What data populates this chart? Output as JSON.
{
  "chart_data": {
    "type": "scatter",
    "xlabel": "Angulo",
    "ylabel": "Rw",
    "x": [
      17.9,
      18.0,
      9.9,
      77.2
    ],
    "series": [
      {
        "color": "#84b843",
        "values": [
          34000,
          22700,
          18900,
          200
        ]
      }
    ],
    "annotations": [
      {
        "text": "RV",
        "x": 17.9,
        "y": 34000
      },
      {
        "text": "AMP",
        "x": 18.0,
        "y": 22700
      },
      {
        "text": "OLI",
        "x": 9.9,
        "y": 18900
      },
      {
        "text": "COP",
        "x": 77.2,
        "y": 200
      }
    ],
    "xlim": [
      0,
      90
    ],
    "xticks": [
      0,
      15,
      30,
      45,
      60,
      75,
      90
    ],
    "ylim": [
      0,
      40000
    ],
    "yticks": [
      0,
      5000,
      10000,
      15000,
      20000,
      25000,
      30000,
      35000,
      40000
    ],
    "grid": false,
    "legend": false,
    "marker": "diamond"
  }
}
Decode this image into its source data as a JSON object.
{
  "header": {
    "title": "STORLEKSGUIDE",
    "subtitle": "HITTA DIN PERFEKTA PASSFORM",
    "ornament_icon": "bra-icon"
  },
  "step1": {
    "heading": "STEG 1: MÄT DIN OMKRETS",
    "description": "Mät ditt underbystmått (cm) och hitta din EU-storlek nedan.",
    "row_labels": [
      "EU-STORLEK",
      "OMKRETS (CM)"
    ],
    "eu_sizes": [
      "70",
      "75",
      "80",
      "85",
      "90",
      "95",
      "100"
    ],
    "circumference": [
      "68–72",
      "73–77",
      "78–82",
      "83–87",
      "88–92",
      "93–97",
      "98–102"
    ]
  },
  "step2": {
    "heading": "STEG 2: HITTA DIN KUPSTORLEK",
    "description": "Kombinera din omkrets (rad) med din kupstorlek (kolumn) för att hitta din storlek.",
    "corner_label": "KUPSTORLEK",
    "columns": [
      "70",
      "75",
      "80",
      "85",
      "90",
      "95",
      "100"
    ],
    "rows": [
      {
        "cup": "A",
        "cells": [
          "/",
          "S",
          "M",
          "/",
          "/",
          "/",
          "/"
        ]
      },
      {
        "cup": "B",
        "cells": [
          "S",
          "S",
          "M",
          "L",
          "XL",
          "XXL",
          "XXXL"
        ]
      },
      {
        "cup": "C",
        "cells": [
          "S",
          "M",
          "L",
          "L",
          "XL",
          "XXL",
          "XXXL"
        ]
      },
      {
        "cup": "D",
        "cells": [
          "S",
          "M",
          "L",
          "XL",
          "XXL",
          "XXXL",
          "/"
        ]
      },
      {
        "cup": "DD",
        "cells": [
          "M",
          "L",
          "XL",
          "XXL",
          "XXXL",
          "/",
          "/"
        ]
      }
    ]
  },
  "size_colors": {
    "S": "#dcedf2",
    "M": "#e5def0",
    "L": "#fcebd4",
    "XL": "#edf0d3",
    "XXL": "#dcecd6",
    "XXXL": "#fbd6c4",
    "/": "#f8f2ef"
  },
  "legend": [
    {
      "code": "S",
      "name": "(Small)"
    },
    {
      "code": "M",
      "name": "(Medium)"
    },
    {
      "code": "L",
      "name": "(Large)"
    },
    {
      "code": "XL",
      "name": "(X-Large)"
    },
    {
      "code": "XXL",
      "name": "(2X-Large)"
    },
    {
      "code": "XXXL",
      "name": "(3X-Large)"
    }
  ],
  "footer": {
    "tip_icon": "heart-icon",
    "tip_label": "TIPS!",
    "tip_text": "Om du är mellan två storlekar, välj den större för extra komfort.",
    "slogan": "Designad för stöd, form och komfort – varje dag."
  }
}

* * * *

REQUIREMENT: Please output every record, keeping each line exact.

RESPONSE:
What data populates this chart? Output as JSON.
{
  "chart_data": {
    "type": "scatter",
    "xlabel": "Angulo",
    "ylabel": "Rw",
    "x": [
      17.9,
      18.0,
      9.9,
      77.2
    ],
    "series": [
      {
        "color": "#84b843",
        "values": [
          34000,
          22700,
          18900,
          200
        ]
      }
    ],
    "annotations": [
      {
        "text": "RV",
        "x": 17.9,
        "y": 34000
      },
      {
        "text": "AMP",
        "x": 18.0,
        "y": 22700
      },
      {
        "text": "OLI",
        "x": 9.9,
        "y": 18900
      },
      {
        "text": "COP",
        "x": 77.2,
        "y": 200
      }
    ],
    "xlim": [
      0,
      90
    ],
    "xticks": [
      0,
      15,
      30,
      45,
      60,
      75,
      90
    ],
    "ylim": [
      0,
      40000
    ],
    "yticks": [
      0,
      5000,
      10000,
      15000,
      20000,
      25000,
      30000,
      35000,
      40000
    ],
    "grid": false,
    "legend": false,
    "marker": "diamond"
  }
}
Decode this image into its source data as a JSON object.
{
  "header": {
    "title": "STORLEKSGUIDE",
    "subtitle": "HITTA DIN PERFEKTA PASSFORM",
    "ornament_icon": "bra-icon"
  },
  "step1": {
    "heading": "STEG 1: MÄT DIN OMKRETS",
    "description": "Mät ditt underbystmått (cm) och hitta din EU-storlek nedan.",
    "row_labels": [
      "EU-STORLEK",
      "OMKRETS (CM)"
    ],
    "eu_sizes": [
      "70",
      "75",
      "80",
      "85",
      "90",
      "95",
      "100"
    ],
    "circumference": [
      "68–72",
      "73–77",
      "78–82",
      "83–87",
      "88–92",
      "93–97",
      "98–102"
    ]
  },
  "step2": {
    "heading": "STEG 2: HITTA DIN KUPSTORLEK",
    "description": "Kombinera din omkrets (rad) med din kupstorlek (kolumn) för att hitta din storlek.",
    "corner_label": "KUPSTORLEK",
    "columns": [
      "70",
      "75",
      "80",
      "85",
      "90",
      "95",
      "100"
    ],
    "rows": [
      {
        "cup": "A",
        "cells": [
          "/",
          "S",
          "M",
          "/",
          "/",
          "/",
          "/"
        ]
      },
      {
        "cup": "B",
        "cells": [
          "S",
          "S",
          "M",
          "L",
          "XL",
          "XXL",
          "XXXL"
        ]
      },
      {
        "cup": "C",
        "cells": [
          "S",
          "M",
          "L",
          "L",
          "XL",
          "XXL",
          "XXXL"
        ]
      },
      {
        "cup": "D",
        "cells": [
          "S",
          "M",
          "L",
          "XL",
          "XXL",
          "XXXL",
          "/"
        ]
      },
      {
        "cup": "DD",
        "cells": [
          "M",
          "L",
          "XL",
          "XXL",
          "XXXL",
          "/",
          "/"
        ]
      }
    ]
  },
  "size_colors": {
    "S": "#dcedf2",
    "M": "#e5def0",
    "L": "#fcebd4",
    "XL": "#edf0d3",
    "XXL": "#dcecd6",
    "XXXL": "#fbd6c4",
    "/": "#f8f2ef"
  },
  "legend": [
    {
      "code": "S",
      "name": "(Small)"
    },
    {
      "code": "M",
      "name": "(Medium)"
    },
    {
      "code": "L",
      "name": "(Large)"
    },
    {
      "code": "XL",
      "name": "(X-Large)"
    },
    {
      "code": "XXL",
      "name": "(2X-Large)"
    },
    {
      "code": "XXXL",
      "name": "(3X-Large)"
    }
  ],
  "footer": {
    "tip_icon": "heart-icon",
    "tip_label": "TIPS!",
    "tip_text": "Om du är mellan två storlekar, välj den större för extra komfort.",
    "slogan": "Designad för stöd, form och komfort – varje dag."
  }
}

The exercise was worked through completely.